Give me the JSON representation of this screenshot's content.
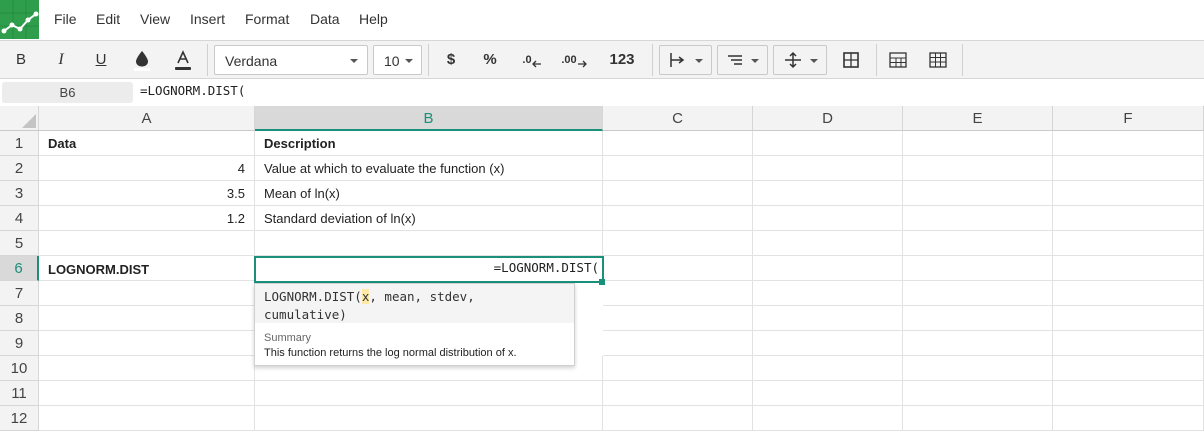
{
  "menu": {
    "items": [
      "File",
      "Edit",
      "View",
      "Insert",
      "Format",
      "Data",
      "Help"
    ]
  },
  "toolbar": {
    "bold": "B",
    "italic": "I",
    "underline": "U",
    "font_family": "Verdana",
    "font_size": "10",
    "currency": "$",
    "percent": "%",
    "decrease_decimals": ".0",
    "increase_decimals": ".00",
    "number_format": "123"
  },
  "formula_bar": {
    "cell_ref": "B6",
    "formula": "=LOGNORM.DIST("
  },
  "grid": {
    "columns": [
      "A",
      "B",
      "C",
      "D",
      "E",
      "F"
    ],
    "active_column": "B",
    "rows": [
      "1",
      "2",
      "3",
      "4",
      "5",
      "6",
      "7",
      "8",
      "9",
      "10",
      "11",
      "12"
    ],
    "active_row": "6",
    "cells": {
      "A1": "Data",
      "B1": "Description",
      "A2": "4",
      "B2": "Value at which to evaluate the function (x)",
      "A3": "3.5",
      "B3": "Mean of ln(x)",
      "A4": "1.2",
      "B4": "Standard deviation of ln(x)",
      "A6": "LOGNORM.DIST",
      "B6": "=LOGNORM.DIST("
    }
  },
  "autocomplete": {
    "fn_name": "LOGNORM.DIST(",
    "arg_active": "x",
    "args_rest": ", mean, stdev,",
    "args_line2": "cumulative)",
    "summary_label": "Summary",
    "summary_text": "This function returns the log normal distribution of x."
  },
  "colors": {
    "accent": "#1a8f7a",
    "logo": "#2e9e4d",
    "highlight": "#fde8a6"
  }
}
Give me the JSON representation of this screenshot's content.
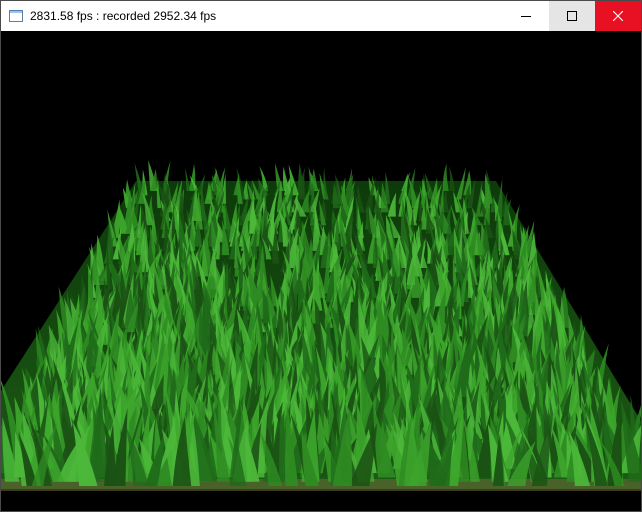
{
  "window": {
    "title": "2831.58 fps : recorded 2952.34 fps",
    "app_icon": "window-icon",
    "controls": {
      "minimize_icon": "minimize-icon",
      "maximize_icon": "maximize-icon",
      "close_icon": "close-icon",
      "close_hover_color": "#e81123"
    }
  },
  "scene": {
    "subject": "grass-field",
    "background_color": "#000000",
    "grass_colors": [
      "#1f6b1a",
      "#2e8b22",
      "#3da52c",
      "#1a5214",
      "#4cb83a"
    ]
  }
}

EXERCISE: Keep the pictures out of your copy, and repeat every entry above exactly.

RIGHT ANSWER:
Give me the JSON representation of this screenshot's content.
{
  "menu": {
    "items": [
      "File",
      "Edit",
      "View",
      "Insert",
      "Format",
      "Data",
      "Help"
    ]
  },
  "toolbar": {
    "bold": "B",
    "italic": "I",
    "underline": "U",
    "font_family": "Verdana",
    "font_size": "10",
    "currency": "$",
    "percent": "%",
    "decrease_decimals": ".0",
    "increase_decimals": ".00",
    "number_format": "123"
  },
  "formula_bar": {
    "cell_ref": "B6",
    "formula": "=LOGNORM.DIST("
  },
  "grid": {
    "columns": [
      "A",
      "B",
      "C",
      "D",
      "E",
      "F"
    ],
    "active_column": "B",
    "rows": [
      "1",
      "2",
      "3",
      "4",
      "5",
      "6",
      "7",
      "8",
      "9",
      "10",
      "11",
      "12"
    ],
    "active_row": "6",
    "cells": {
      "A1": "Data",
      "B1": "Description",
      "A2": "4",
      "B2": "Value at which to evaluate the function (x)",
      "A3": "3.5",
      "B3": "Mean of ln(x)",
      "A4": "1.2",
      "B4": "Standard deviation of ln(x)",
      "A6": "LOGNORM.DIST",
      "B6": "=LOGNORM.DIST("
    }
  },
  "autocomplete": {
    "fn_name": "LOGNORM.DIST(",
    "arg_active": "x",
    "args_rest": ", mean, stdev,",
    "args_line2": "cumulative)",
    "summary_label": "Summary",
    "summary_text": "This function returns the log normal distribution of x."
  },
  "colors": {
    "accent": "#1a8f7a",
    "logo": "#2e9e4d",
    "highlight": "#fde8a6"
  }
}
Give me the JSON representation of this screenshot's content.
{
  "window": {
    "title": "2831.58 fps : recorded 2952.34 fps",
    "app_icon": "window-icon",
    "controls": {
      "minimize_icon": "minimize-icon",
      "maximize_icon": "maximize-icon",
      "close_icon": "close-icon",
      "close_hover_color": "#e81123"
    }
  },
  "scene": {
    "subject": "grass-field",
    "background_color": "#000000",
    "grass_colors": [
      "#1f6b1a",
      "#2e8b22",
      "#3da52c",
      "#1a5214",
      "#4cb83a"
    ]
  }
}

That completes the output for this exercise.